→ **What to work on**
Copy the data precisely, character for character, and leave out every picture.

:::

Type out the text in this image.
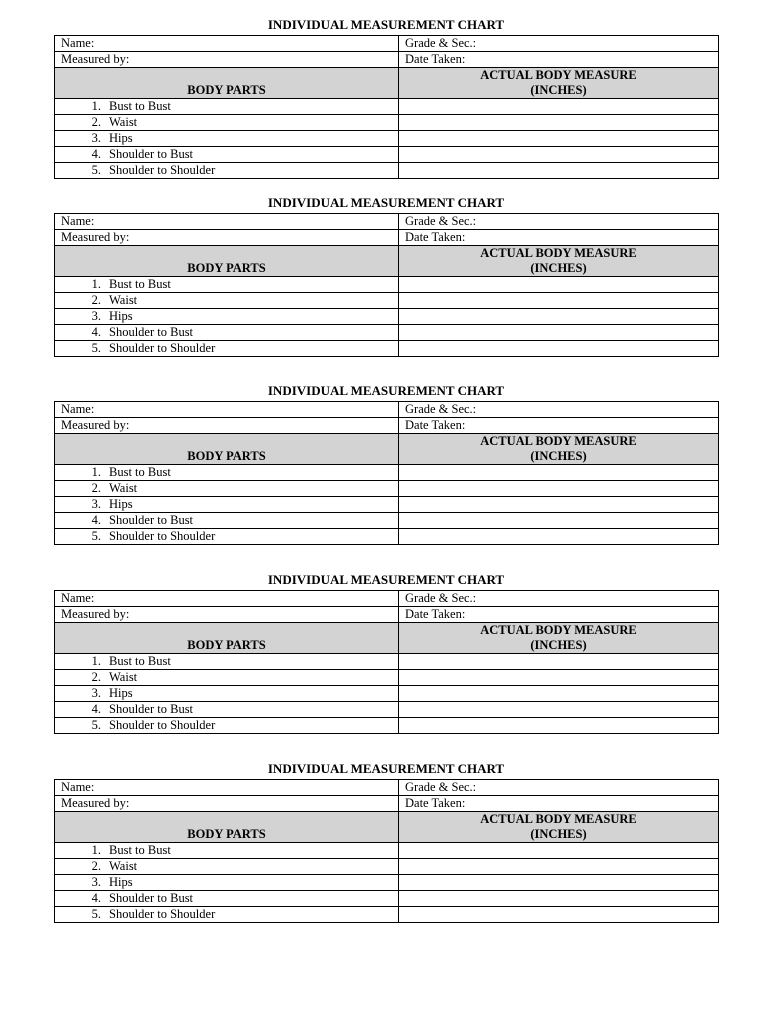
INDIVIDUAL MEASUREMENT CHART
Name:	Grade & Sec.:
Measured by:	Date Taken:
BODY PARTS	ACTUAL BODY MEASURE
(INCHES)

1. Bust to Bust	
2. Waist	
3. Hips	
4. Shoulder to Bust	
5. Shoulder to Shoulder	
INDIVIDUAL MEASUREMENT CHART
Name:	Grade & Sec.:
Measured by:	Date Taken:
BODY PARTS	ACTUAL BODY MEASURE
(INCHES)

1. Bust to Bust	
2. Waist	
3. Hips	
4. Shoulder to Bust	
5. Shoulder to Shoulder	
INDIVIDUAL MEASUREMENT CHART
Name:	Grade & Sec.:
Measured by:	Date Taken:
BODY PARTS	ACTUAL BODY MEASURE
(INCHES)

1. Bust to Bust	
2. Waist	
3. Hips	
4. Shoulder to Bust	
5. Shoulder to Shoulder	
INDIVIDUAL MEASUREMENT CHART
Name:	Grade & Sec.:
Measured by:	Date Taken:
BODY PARTS	ACTUAL BODY MEASURE
(INCHES)

1. Bust to Bust	
2. Waist	
3. Hips	
4. Shoulder to Bust	
5. Shoulder to Shoulder	
INDIVIDUAL MEASUREMENT CHART
Name:	Grade & Sec.:
Measured by:	Date Taken:
BODY PARTS	ACTUAL BODY MEASURE
(INCHES)

1. Bust to Bust	
2. Waist	
3. Hips	
4. Shoulder to Bust	
5. Shoulder to Shoulder	
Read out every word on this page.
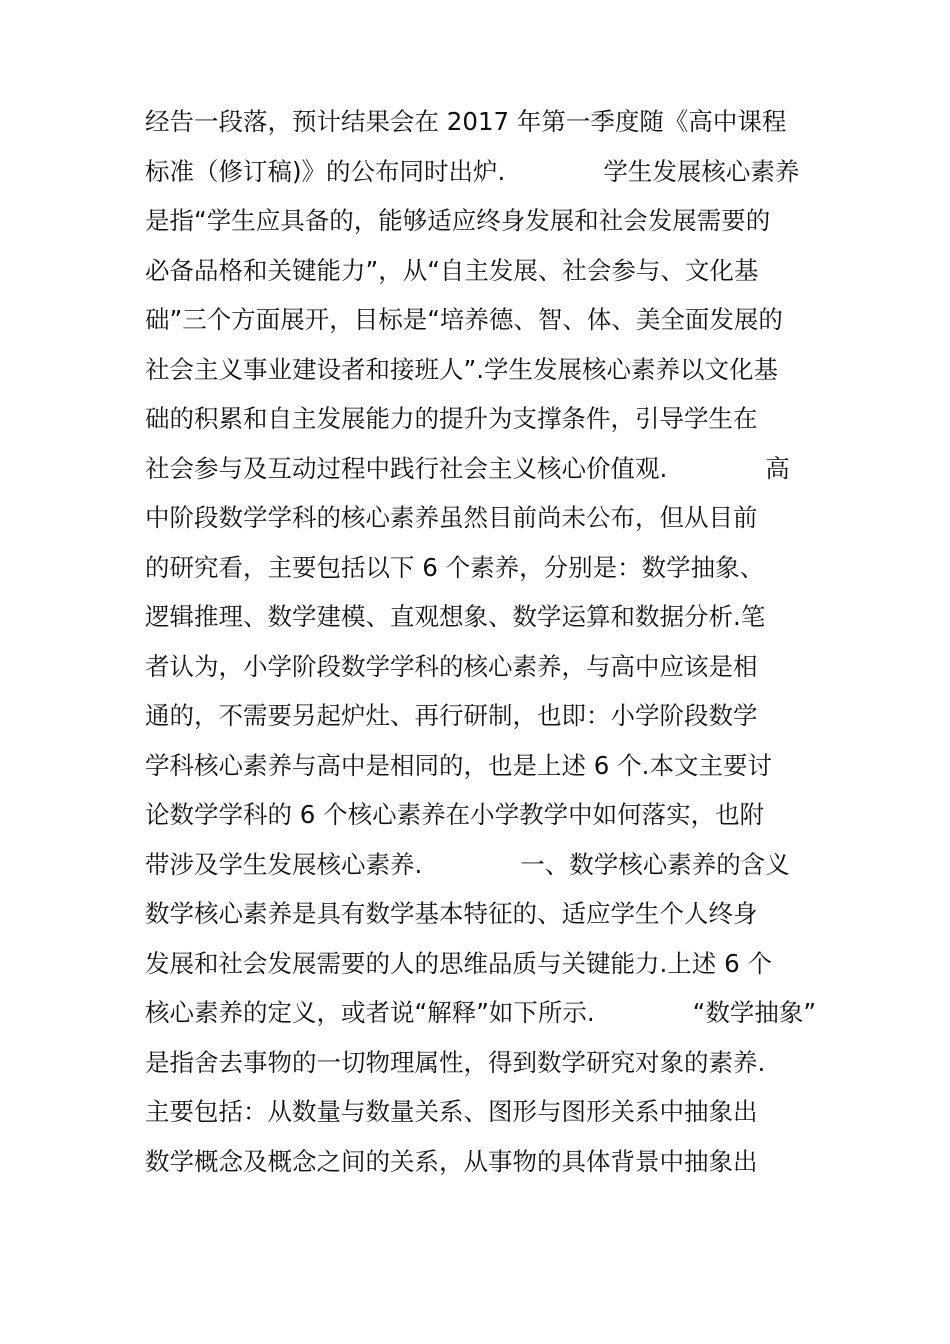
经告一段落，预计结果会在 2017 年第一季度随《高中课程
标准（修订稿)》的公布同时出炉.　　　　学生发展核心素养
是指“学生应具备的，能够适应终身发展和社会发展需要的
必备品格和关键能力”，从“自主发展、社会参与、文化基
础”三个方面展开，目标是“培养德、智、体、美全面发展的
社会主义事业建设者和接班人”.学生发展核心素养以文化基
础的积累和自主发展能力的提升为支撑条件，引导学生在
社会参与及互动过程中践行社会主义核心价值观.　　　　高
中阶段数学学科的核心素养虽然目前尚未公布，但从目前
的研究看，主要包括以下 6 个素养，分别是：数学抽象、
逻辑推理、数学建模、直观想象、数学运算和数据分析.笔
者认为，小学阶段数学学科的核心素养，与高中应该是相
通的，不需要另起炉灶、再行研制，也即：小学阶段数学
学科核心素养与高中是相同的，也是上述 6 个.本文主要讨
论数学学科的 6 个核心素养在小学教学中如何落实，也附
带涉及学生发展核心素养.　　　　一、数学核心素养的含义
数学核心素养是具有数学基本特征的、适应学生个人终身
发展和社会发展需要的人的思维品质与关键能力.上述 6 个
核心素养的定义，或者说“解释”如下所示.　　　　“数学抽象”
是指舍去事物的一切物理属性，得到数学研究对象的素养.
主要包括：从数量与数量关系、图形与图形关系中抽象出
数学概念及概念之间的关系，从事物的具体背景中抽象出
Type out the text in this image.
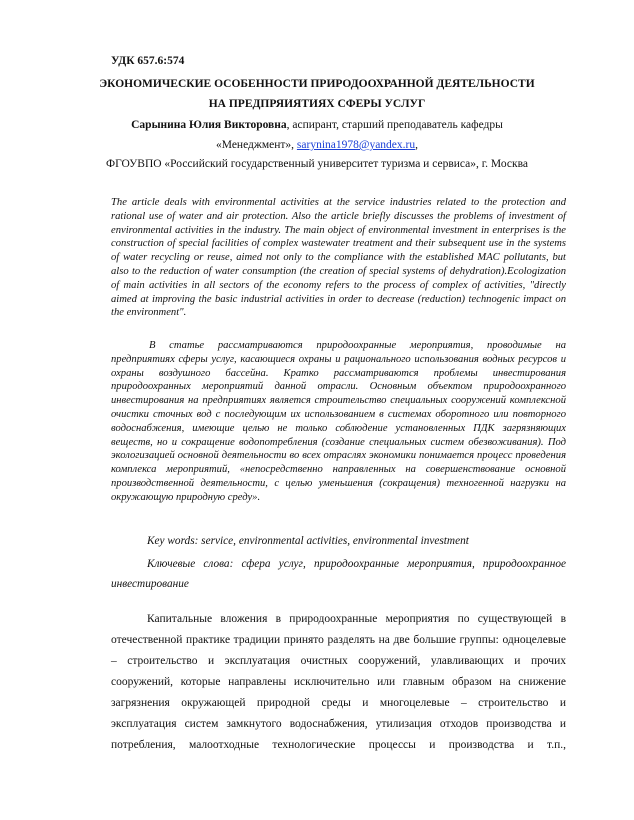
УДК 657.6:574

ЭКОНОМИЧЕСКИЕ ОСОБЕННОСТИ ПРИРОДООХРАННОЙ ДЕЯТЕЛЬНОСТИ

НА ПРЕДПРЯИЯТИЯХ СФЕРЫ УСЛУГ

Сарынина Юлия Викторовна, аспирант, старший преподаватель кафедры

«Менеджмент», sarynina1978@yandex.ru,

ФГОУВПО «Российский государственный университет туризма и сервиса», г. Москва

The article deals with environmental activities at the service industries related to the protection and rational use of water and air protection. Also the article briefly discusses the problems of investment of environmental activities in the industry. The main object of environmental investment in enterprises is the construction of special facilities of complex wastewater treatment and their subsequent use in the systems of water recycling or reuse, aimed not only to the compliance with the established MAC pollutants, but also to the reduction of water consumption (the creation of special systems of dehydration).Ecologization of main activities in all sectors of the economy refers to the process of complex of activities, "directly aimed at improving the basic industrial activities in order to decrease (reduction) technogenic impact on the environment".

В статье рассматриваются природоохранные мероприятия, проводимые на предприятиях сферы услуг, касающиеся охраны и рационального использования водных ресурсов и охраны воздушного бассейна. Кратко рассматриваются проблемы инвестирования природоохранных мероприятий данной отрасли. Основным объектом природоохранного инвестирования на предприятиях является строительство специальных сооружений комплексной очистки сточных вод с последующим их использованием в системах оборотного или повторного водоснабжения, имеющие целью не только соблюдение установленных ПДК загрязняющих веществ, но и сокращение водопотребления (создание специальных систем обезвоживания). Под экологизацией основной деятельности во всех отраслях экономики понимается процесс проведения комплекса мероприятий, «непосредственно направленных на совершенствование основной производственной деятельности, с целью уменьшения (сокращения) техногенной нагрузки на окружающую природную среду».

Key words: service, environmental activities, environmental investment

Ключевые слова: сфера услуг, природоохранные мероприятия, природоохранное инвестирование

Капитальные вложения в природоохранные мероприятия по существующей в отечественной практике традиции принято разделять на две большие группы: одноцелевые – строительство и эксплуатация очистных сооружений, улавливающих и прочих сооружений, которые направлены исключительно или главным образом на снижение загрязнения окружающей природной среды и многоцелевые – строительство и эксплуатация систем замкнутого водоснабжения, утилизация отходов производства и потребления, малоотходные технологические процессы и производства и т.п.,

:::

→ **Result of the task**
Type out the text in this image.
INDIVIDUAL MEASUREMENT CHART
Name:	Grade & Sec.:
Measured by:	Date Taken:
BODY PARTS	ACTUAL BODY MEASURE
(INCHES)

1. Bust to Bust	
2. Waist	
3. Hips	
4. Shoulder to Bust	
5. Shoulder to Shoulder	
INDIVIDUAL MEASUREMENT CHART
Name:	Grade & Sec.:
Measured by:	Date Taken:
BODY PARTS	ACTUAL BODY MEASURE
(INCHES)

1. Bust to Bust	
2. Waist	
3. Hips	
4. Shoulder to Bust	
5. Shoulder to Shoulder	
INDIVIDUAL MEASUREMENT CHART
Name:	Grade & Sec.:
Measured by:	Date Taken:
BODY PARTS	ACTUAL BODY MEASURE
(INCHES)

1. Bust to Bust	
2. Waist	
3. Hips	
4. Shoulder to Bust	
5. Shoulder to Shoulder	
INDIVIDUAL MEASUREMENT CHART
Name:	Grade & Sec.:
Measured by:	Date Taken:
BODY PARTS	ACTUAL BODY MEASURE
(INCHES)

1. Bust to Bust	
2. Waist	
3. Hips	
4. Shoulder to Bust	
5. Shoulder to Shoulder	
INDIVIDUAL MEASUREMENT CHART
Name:	Grade & Sec.:
Measured by:	Date Taken:
BODY PARTS	ACTUAL BODY MEASURE
(INCHES)

1. Bust to Bust	
2. Waist	
3. Hips	
4. Shoulder to Bust	
5. Shoulder to Shoulder	
Read out every word on this page.
经告一段落，预计结果会在 2017 年第一季度随《高中课程
标准（修订稿)》的公布同时出炉.　　　　学生发展核心素养
是指“学生应具备的，能够适应终身发展和社会发展需要的
必备品格和关键能力”，从“自主发展、社会参与、文化基
础”三个方面展开，目标是“培养德、智、体、美全面发展的
社会主义事业建设者和接班人”.学生发展核心素养以文化基
础的积累和自主发展能力的提升为支撑条件，引导学生在
社会参与及互动过程中践行社会主义核心价值观.　　　　高
中阶段数学学科的核心素养虽然目前尚未公布，但从目前
的研究看，主要包括以下 6 个素养，分别是：数学抽象、
逻辑推理、数学建模、直观想象、数学运算和数据分析.笔
者认为，小学阶段数学学科的核心素养，与高中应该是相
通的，不需要另起炉灶、再行研制，也即：小学阶段数学
学科核心素养与高中是相同的，也是上述 6 个.本文主要讨
论数学学科的 6 个核心素养在小学教学中如何落实，也附
带涉及学生发展核心素养.　　　　一、数学核心素养的含义
数学核心素养是具有数学基本特征的、适应学生个人终身
发展和社会发展需要的人的思维品质与关键能力.上述 6 个
核心素养的定义，或者说“解释”如下所示.　　　　“数学抽象”
是指舍去事物的一切物理属性，得到数学研究对象的素养.
主要包括：从数量与数量关系、图形与图形关系中抽象出
数学概念及概念之间的关系，从事物的具体背景中抽象出
Type out the text in this image.
УДК 657.6:574

ЭКОНОМИЧЕСКИЕ ОСОБЕННОСТИ ПРИРОДООХРАННОЙ ДЕЯТЕЛЬНОСТИ

НА ПРЕДПРЯИЯТИЯХ СФЕРЫ УСЛУГ

Сарынина Юлия Викторовна, аспирант, старший преподаватель кафедры

«Менеджмент», sarynina1978@yandex.ru,

ФГОУВПО «Российский государственный университет туризма и сервиса», г. Москва

The article deals with environmental activities at the service industries related to the protection and rational use of water and air protection. Also the article briefly discusses the problems of investment of environmental activities in the industry. The main object of environmental investment in enterprises is the construction of special facilities of complex wastewater treatment and their subsequent use in the systems of water recycling or reuse, aimed not only to the compliance with the established MAC pollutants, but also to the reduction of water consumption (the creation of special systems of dehydration).Ecologization of main activities in all sectors of the economy refers to the process of complex of activities, "directly aimed at improving the basic industrial activities in order to decrease (reduction) technogenic impact on the environment".

В статье рассматриваются природоохранные мероприятия, проводимые на предприятиях сферы услуг, касающиеся охраны и рационального использования водных ресурсов и охраны воздушного бассейна. Кратко рассматриваются проблемы инвестирования природоохранных мероприятий данной отрасли. Основным объектом природоохранного инвестирования на предприятиях является строительство специальных сооружений комплексной очистки сточных вод с последующим их использованием в системах оборотного или повторного водоснабжения, имеющие целью не только соблюдение установленных ПДК загрязняющих веществ, но и сокращение водопотребления (создание специальных систем обезвоживания). Под экологизацией основной деятельности во всех отраслях экономики понимается процесс проведения комплекса мероприятий, «непосредственно направленных на совершенствование основной производственной деятельности, с целью уменьшения (сокращения) техногенной нагрузки на окружающую природную среду».

Key words: service, environmental activities, environmental investment

Ключевые слова: сфера услуг, природоохранные мероприятия, природоохранное инвестирование

Капитальные вложения в природоохранные мероприятия по существующей в отечественной практике традиции принято разделять на две большие группы: одноцелевые – строительство и эксплуатация очистных сооружений, улавливающих и прочих сооружений, которые направлены исключительно или главным образом на снижение загрязнения окружающей природной среды и многоцелевые – строительство и эксплуатация систем замкнутого водоснабжения, утилизация отходов производства и потребления, малоотходные технологические процессы и производства и т.п.,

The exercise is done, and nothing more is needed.